Problem details
Output each line of the material exactly as it stands.

Stored rows
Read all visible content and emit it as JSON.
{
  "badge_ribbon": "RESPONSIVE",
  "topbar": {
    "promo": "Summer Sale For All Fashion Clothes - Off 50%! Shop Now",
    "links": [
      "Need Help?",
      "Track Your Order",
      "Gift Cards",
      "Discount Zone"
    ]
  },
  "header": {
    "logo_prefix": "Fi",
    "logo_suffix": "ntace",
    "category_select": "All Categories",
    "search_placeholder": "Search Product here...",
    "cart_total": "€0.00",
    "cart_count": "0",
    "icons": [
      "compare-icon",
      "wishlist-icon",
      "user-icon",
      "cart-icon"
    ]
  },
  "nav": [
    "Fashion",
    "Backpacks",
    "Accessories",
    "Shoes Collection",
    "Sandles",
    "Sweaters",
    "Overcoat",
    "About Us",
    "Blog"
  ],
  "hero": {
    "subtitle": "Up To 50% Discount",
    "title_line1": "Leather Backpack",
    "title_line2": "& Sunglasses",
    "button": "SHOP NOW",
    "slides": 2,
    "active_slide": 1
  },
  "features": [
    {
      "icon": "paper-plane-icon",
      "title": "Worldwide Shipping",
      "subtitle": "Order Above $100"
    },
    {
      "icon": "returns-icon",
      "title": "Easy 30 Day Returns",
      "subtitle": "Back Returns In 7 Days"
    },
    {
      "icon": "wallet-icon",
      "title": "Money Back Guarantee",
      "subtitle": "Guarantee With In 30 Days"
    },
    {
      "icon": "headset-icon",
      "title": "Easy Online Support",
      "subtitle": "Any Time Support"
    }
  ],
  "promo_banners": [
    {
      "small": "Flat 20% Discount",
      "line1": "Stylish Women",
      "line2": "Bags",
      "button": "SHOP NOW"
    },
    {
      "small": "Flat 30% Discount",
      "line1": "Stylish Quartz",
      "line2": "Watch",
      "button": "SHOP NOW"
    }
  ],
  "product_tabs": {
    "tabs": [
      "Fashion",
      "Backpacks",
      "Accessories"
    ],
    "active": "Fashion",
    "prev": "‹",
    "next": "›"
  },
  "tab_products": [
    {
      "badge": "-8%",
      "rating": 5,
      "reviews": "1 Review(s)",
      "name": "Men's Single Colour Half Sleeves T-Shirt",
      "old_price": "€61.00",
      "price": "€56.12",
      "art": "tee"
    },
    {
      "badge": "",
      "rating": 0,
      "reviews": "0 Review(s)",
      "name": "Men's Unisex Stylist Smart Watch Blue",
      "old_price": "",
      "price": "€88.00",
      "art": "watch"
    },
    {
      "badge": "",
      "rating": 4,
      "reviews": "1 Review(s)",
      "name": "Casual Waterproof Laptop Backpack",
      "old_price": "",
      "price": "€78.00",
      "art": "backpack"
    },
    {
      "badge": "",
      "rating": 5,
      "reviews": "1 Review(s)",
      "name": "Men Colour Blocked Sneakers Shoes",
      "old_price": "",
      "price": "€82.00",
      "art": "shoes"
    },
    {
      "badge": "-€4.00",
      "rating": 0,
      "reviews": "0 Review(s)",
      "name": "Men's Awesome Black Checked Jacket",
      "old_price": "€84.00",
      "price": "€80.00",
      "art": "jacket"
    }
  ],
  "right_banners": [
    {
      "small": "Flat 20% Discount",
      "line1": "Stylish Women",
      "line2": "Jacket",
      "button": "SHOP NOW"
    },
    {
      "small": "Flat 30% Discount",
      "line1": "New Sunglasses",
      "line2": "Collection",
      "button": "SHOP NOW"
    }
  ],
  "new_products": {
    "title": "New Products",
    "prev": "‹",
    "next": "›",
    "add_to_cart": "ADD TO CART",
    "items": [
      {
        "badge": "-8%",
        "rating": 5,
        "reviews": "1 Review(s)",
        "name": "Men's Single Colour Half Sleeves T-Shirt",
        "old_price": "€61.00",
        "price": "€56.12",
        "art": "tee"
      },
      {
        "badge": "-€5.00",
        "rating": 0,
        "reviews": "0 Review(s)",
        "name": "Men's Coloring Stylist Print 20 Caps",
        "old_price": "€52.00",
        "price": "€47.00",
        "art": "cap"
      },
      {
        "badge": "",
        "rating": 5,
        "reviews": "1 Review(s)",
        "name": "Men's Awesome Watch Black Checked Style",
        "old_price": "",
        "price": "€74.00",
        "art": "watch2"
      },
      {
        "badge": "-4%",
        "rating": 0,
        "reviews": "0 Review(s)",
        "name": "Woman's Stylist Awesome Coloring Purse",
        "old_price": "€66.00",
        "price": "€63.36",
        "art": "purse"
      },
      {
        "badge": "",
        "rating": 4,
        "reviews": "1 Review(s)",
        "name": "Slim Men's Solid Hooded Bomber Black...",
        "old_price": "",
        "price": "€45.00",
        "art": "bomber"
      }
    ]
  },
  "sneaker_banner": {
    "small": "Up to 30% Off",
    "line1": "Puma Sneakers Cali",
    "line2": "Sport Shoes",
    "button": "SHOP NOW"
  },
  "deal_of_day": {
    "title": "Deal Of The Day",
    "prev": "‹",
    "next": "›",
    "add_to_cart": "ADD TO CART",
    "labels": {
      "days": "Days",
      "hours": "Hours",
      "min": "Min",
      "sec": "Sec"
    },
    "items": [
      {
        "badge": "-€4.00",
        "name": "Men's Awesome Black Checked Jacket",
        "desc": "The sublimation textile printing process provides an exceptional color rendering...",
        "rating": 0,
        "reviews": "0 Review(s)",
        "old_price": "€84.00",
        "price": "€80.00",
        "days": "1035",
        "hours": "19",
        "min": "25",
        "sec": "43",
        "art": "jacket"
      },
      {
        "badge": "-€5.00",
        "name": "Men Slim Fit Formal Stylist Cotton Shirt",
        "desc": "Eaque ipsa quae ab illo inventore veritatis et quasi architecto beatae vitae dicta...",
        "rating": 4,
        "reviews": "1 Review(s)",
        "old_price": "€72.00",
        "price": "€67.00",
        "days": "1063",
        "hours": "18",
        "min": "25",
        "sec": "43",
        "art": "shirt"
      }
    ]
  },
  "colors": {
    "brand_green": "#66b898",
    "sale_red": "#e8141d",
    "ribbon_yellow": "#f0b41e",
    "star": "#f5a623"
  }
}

Response to this exercise
Read all visible content and emit it as JSON.
{
  "badge_ribbon": "RESPONSIVE",
  "topbar": {
    "promo": "Summer Sale For All Fashion Clothes - Off 50%! Shop Now",
    "links": [
      "Need Help?",
      "Track Your Order",
      "Gift Cards",
      "Discount Zone"
    ]
  },
  "header": {
    "logo_prefix": "Fi",
    "logo_suffix": "ntace",
    "category_select": "All Categories",
    "search_placeholder": "Search Product here...",
    "cart_total": "€0.00",
    "cart_count": "0",
    "icons": [
      "compare-icon",
      "wishlist-icon",
      "user-icon",
      "cart-icon"
    ]
  },
  "nav": [
    "Fashion",
    "Backpacks",
    "Accessories",
    "Shoes Collection",
    "Sandles",
    "Sweaters",
    "Overcoat",
    "About Us",
    "Blog"
  ],
  "hero": {
    "subtitle": "Up To 50% Discount",
    "title_line1": "Leather Backpack",
    "title_line2": "& Sunglasses",
    "button": "SHOP NOW",
    "slides": 2,
    "active_slide": 1
  },
  "features": [
    {
      "icon": "paper-plane-icon",
      "title": "Worldwide Shipping",
      "subtitle": "Order Above $100"
    },
    {
      "icon": "returns-icon",
      "title": "Easy 30 Day Returns",
      "subtitle": "Back Returns In 7 Days"
    },
    {
      "icon": "wallet-icon",
      "title": "Money Back Guarantee",
      "subtitle": "Guarantee With In 30 Days"
    },
    {
      "icon": "headset-icon",
      "title": "Easy Online Support",
      "subtitle": "Any Time Support"
    }
  ],
  "promo_banners": [
    {
      "small": "Flat 20% Discount",
      "line1": "Stylish Women",
      "line2": "Bags",
      "button": "SHOP NOW"
    },
    {
      "small": "Flat 30% Discount",
      "line1": "Stylish Quartz",
      "line2": "Watch",
      "button": "SHOP NOW"
    }
  ],
  "product_tabs": {
    "tabs": [
      "Fashion",
      "Backpacks",
      "Accessories"
    ],
    "active": "Fashion",
    "prev": "‹",
    "next": "›"
  },
  "tab_products": [
    {
      "badge": "-8%",
      "rating": 5,
      "reviews": "1 Review(s)",
      "name": "Men's Single Colour Half Sleeves T-Shirt",
      "old_price": "€61.00",
      "price": "€56.12",
      "art": "tee"
    },
    {
      "badge": "",
      "rating": 0,
      "reviews": "0 Review(s)",
      "name": "Men's Unisex Stylist Smart Watch Blue",
      "old_price": "",
      "price": "€88.00",
      "art": "watch"
    },
    {
      "badge": "",
      "rating": 4,
      "reviews": "1 Review(s)",
      "name": "Casual Waterproof Laptop Backpack",
      "old_price": "",
      "price": "€78.00",
      "art": "backpack"
    },
    {
      "badge": "",
      "rating": 5,
      "reviews": "1 Review(s)",
      "name": "Men Colour Blocked Sneakers Shoes",
      "old_price": "",
      "price": "€82.00",
      "art": "shoes"
    },
    {
      "badge": "-€4.00",
      "rating": 0,
      "reviews": "0 Review(s)",
      "name": "Men's Awesome Black Checked Jacket",
      "old_price": "€84.00",
      "price": "€80.00",
      "art": "jacket"
    }
  ],
  "right_banners": [
    {
      "small": "Flat 20% Discount",
      "line1": "Stylish Women",
      "line2": "Jacket",
      "button": "SHOP NOW"
    },
    {
      "small": "Flat 30% Discount",
      "line1": "New Sunglasses",
      "line2": "Collection",
      "button": "SHOP NOW"
    }
  ],
  "new_products": {
    "title": "New Products",
    "prev": "‹",
    "next": "›",
    "add_to_cart": "ADD TO CART",
    "items": [
      {
        "badge": "-8%",
        "rating": 5,
        "reviews": "1 Review(s)",
        "name": "Men's Single Colour Half Sleeves T-Shirt",
        "old_price": "€61.00",
        "price": "€56.12",
        "art": "tee"
      },
      {
        "badge": "-€5.00",
        "rating": 0,
        "reviews": "0 Review(s)",
        "name": "Men's Coloring Stylist Print 20 Caps",
        "old_price": "€52.00",
        "price": "€47.00",
        "art": "cap"
      },
      {
        "badge": "",
        "rating": 5,
        "reviews": "1 Review(s)",
        "name": "Men's Awesome Watch Black Checked Style",
        "old_price": "",
        "price": "€74.00",
        "art": "watch2"
      },
      {
        "badge": "-4%",
        "rating": 0,
        "reviews": "0 Review(s)",
        "name": "Woman's Stylist Awesome Coloring Purse",
        "old_price": "€66.00",
        "price": "€63.36",
        "art": "purse"
      },
      {
        "badge": "",
        "rating": 4,
        "reviews": "1 Review(s)",
        "name": "Slim Men's Solid Hooded Bomber Black...",
        "old_price": "",
        "price": "€45.00",
        "art": "bomber"
      }
    ]
  },
  "sneaker_banner": {
    "small": "Up to 30% Off",
    "line1": "Puma Sneakers Cali",
    "line2": "Sport Shoes",
    "button": "SHOP NOW"
  },
  "deal_of_day": {
    "title": "Deal Of The Day",
    "prev": "‹",
    "next": "›",
    "add_to_cart": "ADD TO CART",
    "labels": {
      "days": "Days",
      "hours": "Hours",
      "min": "Min",
      "sec": "Sec"
    },
    "items": [
      {
        "badge": "-€4.00",
        "name": "Men's Awesome Black Checked Jacket",
        "desc": "The sublimation textile printing process provides an exceptional color rendering...",
        "rating": 0,
        "reviews": "0 Review(s)",
        "old_price": "€84.00",
        "price": "€80.00",
        "days": "1035",
        "hours": "19",
        "min": "25",
        "sec": "43",
        "art": "jacket"
      },
      {
        "badge": "-€5.00",
        "name": "Men Slim Fit Formal Stylist Cotton Shirt",
        "desc": "Eaque ipsa quae ab illo inventore veritatis et quasi architecto beatae vitae dicta...",
        "rating": 4,
        "reviews": "1 Review(s)",
        "old_price": "€72.00",
        "price": "€67.00",
        "days": "1063",
        "hours": "18",
        "min": "25",
        "sec": "43",
        "art": "shirt"
      }
    ]
  },
  "colors": {
    "brand_green": "#66b898",
    "sale_red": "#e8141d",
    "ribbon_yellow": "#f0b41e",
    "star": "#f5a623"
  }
}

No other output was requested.